WHAT TO WORK ON » Omit any picture, and return the remaining data exactly as written.

------ RECORDS PROVIDED

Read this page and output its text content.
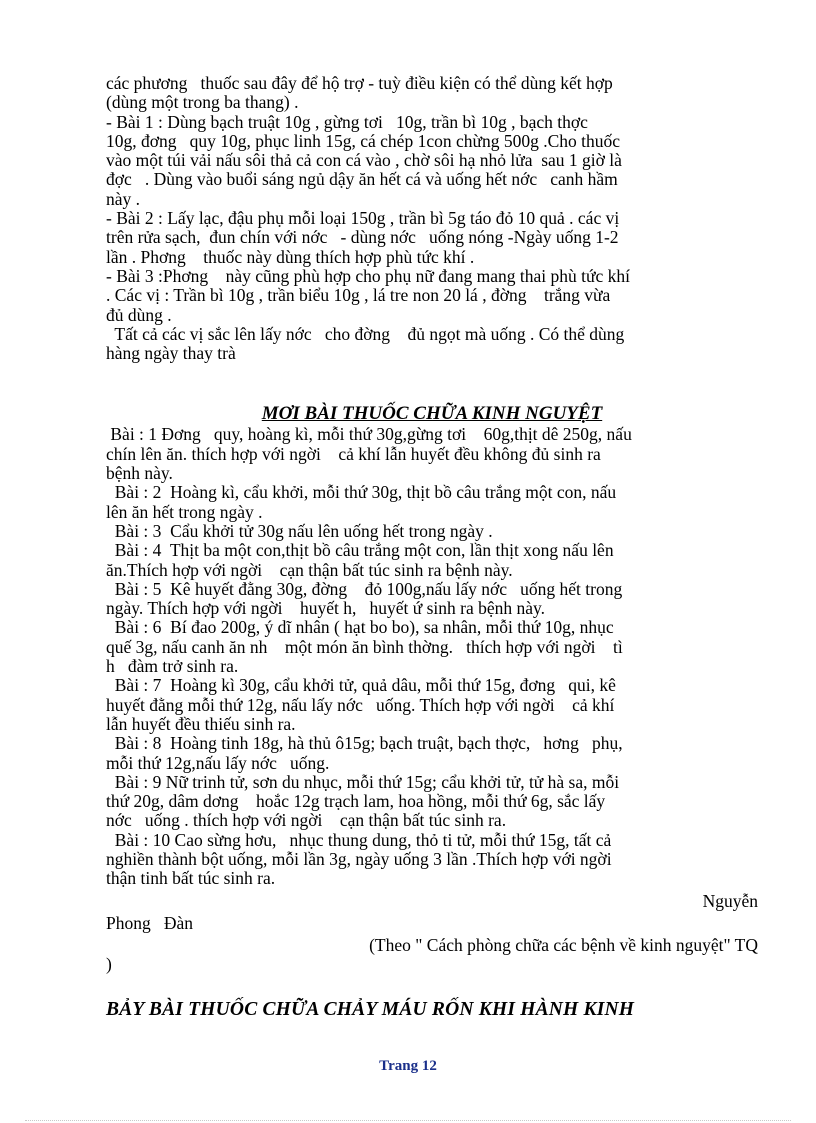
các phương   thuốc sau đây để hộ trợ - tuỳ điều kiện có thể dùng kết hợp
(dùng một trong ba thang) .
- Bài 1 : Dùng bạch truật 10g , gừng tơi   10g, trần bì 10g , bạch thợc
10g, đơng   quy 10g, phục linh 15g, cá chép 1con chừng 500g .Cho thuốc
vào một túi vải nấu sôi thả cả con cá vào , chờ sôi hạ nhỏ lửa  sau 1 giờ là
đợc   . Dùng vào buổi sáng ngủ dậy ăn hết cá và uống hết nớc   canh hầm
này .
- Bài 2 : Lấy lạc, đậu phụ mỗi loại 150g , trần bì 5g táo đỏ 10 quả . các vị
trên rửa sạch,  đun chín với nớc   - dùng nớc   uống nóng -Ngày uống 1-2
lần . Phơng    thuốc này dùng thích hợp phù tức khí .
- Bài 3 :Phơng    này cũng phù hợp cho phụ nữ đang mang thai phù tức khí
. Các vị : Trần bì 10g , trần biểu 10g , lá tre non 20 lá , đờng    trắng vừa
đủ dùng .
Tất cả các vị sắc lên lấy nớc   cho đờng    đủ ngọt mà uống . Có thể dùng
hàng ngày thay trà
MƠI BÀI THUỐC CHỮA KINH NGUYỆT
Bài : 1 Đơng   quy, hoàng kì, mỗi thứ 30g,gừng tơi    60g,thịt dê 250g, nấu
chín lên ăn. thích hợp với ngời    cả khí lẫn huyết đều không đủ sinh ra
bệnh này.
Bài : 2  Hoàng kì, cẩu khởi, mỗi thứ 30g, thịt bồ câu trắng một con, nấu
lên ăn hết trong ngày .
Bài : 3  Cẩu khởi tử 30g nấu lên uống hết trong ngày .
Bài : 4  Thịt ba một con,thịt bồ câu trắng một con, lần thịt xong nấu lên
ăn.Thích hợp với ngời    cạn thận bất túc sinh ra bệnh này.
Bài : 5  Kê huyết đằng 30g, đờng    đỏ 100g,nấu lấy nớc   uống hết trong
ngày. Thích hợp với ngời    huyết h,   huyết ứ sinh ra bệnh này.
Bài : 6  Bí đao 200g, ý dĩ nhân ( hạt bo bo), sa nhân, mỗi thứ 10g, nhục
quế 3g, nấu canh ăn nh    một món ăn bình thờng.   thích hợp với ngời    tì
h   đàm trở sinh ra.
Bài : 7  Hoàng kì 30g, cẩu khởi tử, quả dâu, mỗi thứ 15g, đơng   qui, kê
huyết đằng mỗi thứ 12g, nấu lấy nớc   uống. Thích hợp với ngời    cả khí
lẫn huyết đều thiếu sinh ra.
Bài : 8  Hoàng tinh 18g, hà thủ ô15g; bạch truật, bạch thợc,   hơng   phụ,
mỗi thứ 12g,nấu lấy nớc   uống.
Bài : 9 Nữ trinh tử, sơn du nhục, mỗi thứ 15g; cẩu khởi tử, tử hà sa, mỗi
thứ 20g, dâm dơng    hoắc 12g trạch lam, hoa hồng, mỗi thứ 6g, sắc lấy
nớc   uống . thích hợp với ngời    cạn thận bất túc sinh ra.
Bài : 10 Cao sừng hơu,   nhục thung dung, thỏ ti tử, mỗi thứ 15g, tất cả
nghiền thành bột uống, mỗi lần 3g, ngày uống 3 lần .Thích hợp với ngời
thận tinh bất túc sinh ra.
Nguyễn
Phong   Đàn
(Theo " Cách phòng chữa các bệnh về kinh nguyệt" TQ
)
BẢY BÀI THUỐC CHỮA CHẢY MÁU RỐN KHI HÀNH KINH
Trang 12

------------

COMPLETE RESPONSE »
Read this page and output its text content.
các phương   thuốc sau đây để hộ trợ - tuỳ điều kiện có thể dùng kết hợp
(dùng một trong ba thang) .
- Bài 1 : Dùng bạch truật 10g , gừng tơi   10g, trần bì 10g , bạch thợc
10g, đơng   quy 10g, phục linh 15g, cá chép 1con chừng 500g .Cho thuốc
vào một túi vải nấu sôi thả cả con cá vào , chờ sôi hạ nhỏ lửa  sau 1 giờ là
đợc   . Dùng vào buổi sáng ngủ dậy ăn hết cá và uống hết nớc   canh hầm
này .
- Bài 2 : Lấy lạc, đậu phụ mỗi loại 150g , trần bì 5g táo đỏ 10 quả . các vị
trên rửa sạch,  đun chín với nớc   - dùng nớc   uống nóng -Ngày uống 1-2
lần . Phơng    thuốc này dùng thích hợp phù tức khí .
- Bài 3 :Phơng    này cũng phù hợp cho phụ nữ đang mang thai phù tức khí
. Các vị : Trần bì 10g , trần biểu 10g , lá tre non 20 lá , đờng    trắng vừa
đủ dùng .
Tất cả các vị sắc lên lấy nớc   cho đờng    đủ ngọt mà uống . Có thể dùng
hàng ngày thay trà
MƠI BÀI THUỐC CHỮA KINH NGUYỆT
Bài : 1 Đơng   quy, hoàng kì, mỗi thứ 30g,gừng tơi    60g,thịt dê 250g, nấu
chín lên ăn. thích hợp với ngời    cả khí lẫn huyết đều không đủ sinh ra
bệnh này.
Bài : 2  Hoàng kì, cẩu khởi, mỗi thứ 30g, thịt bồ câu trắng một con, nấu
lên ăn hết trong ngày .
Bài : 3  Cẩu khởi tử 30g nấu lên uống hết trong ngày .
Bài : 4  Thịt ba một con,thịt bồ câu trắng một con, lần thịt xong nấu lên
ăn.Thích hợp với ngời    cạn thận bất túc sinh ra bệnh này.
Bài : 5  Kê huyết đằng 30g, đờng    đỏ 100g,nấu lấy nớc   uống hết trong
ngày. Thích hợp với ngời    huyết h,   huyết ứ sinh ra bệnh này.
Bài : 6  Bí đao 200g, ý dĩ nhân ( hạt bo bo), sa nhân, mỗi thứ 10g, nhục
quế 3g, nấu canh ăn nh    một món ăn bình thờng.   thích hợp với ngời    tì
h   đàm trở sinh ra.
Bài : 7  Hoàng kì 30g, cẩu khởi tử, quả dâu, mỗi thứ 15g, đơng   qui, kê
huyết đằng mỗi thứ 12g, nấu lấy nớc   uống. Thích hợp với ngời    cả khí
lẫn huyết đều thiếu sinh ra.
Bài : 8  Hoàng tinh 18g, hà thủ ô15g; bạch truật, bạch thợc,   hơng   phụ,
mỗi thứ 12g,nấu lấy nớc   uống.
Bài : 9 Nữ trinh tử, sơn du nhục, mỗi thứ 15g; cẩu khởi tử, tử hà sa, mỗi
thứ 20g, dâm dơng    hoắc 12g trạch lam, hoa hồng, mỗi thứ 6g, sắc lấy
nớc   uống . thích hợp với ngời    cạn thận bất túc sinh ra.
Bài : 10 Cao sừng hơu,   nhục thung dung, thỏ ti tử, mỗi thứ 15g, tất cả
nghiền thành bột uống, mỗi lần 3g, ngày uống 3 lần .Thích hợp với ngời
thận tinh bất túc sinh ra.
Nguyễn
Phong   Đàn
(Theo " Cách phòng chữa các bệnh về kinh nguyệt" TQ
)
BẢY BÀI THUỐC CHỮA CHẢY MÁU RỐN KHI HÀNH KINH
Trang 12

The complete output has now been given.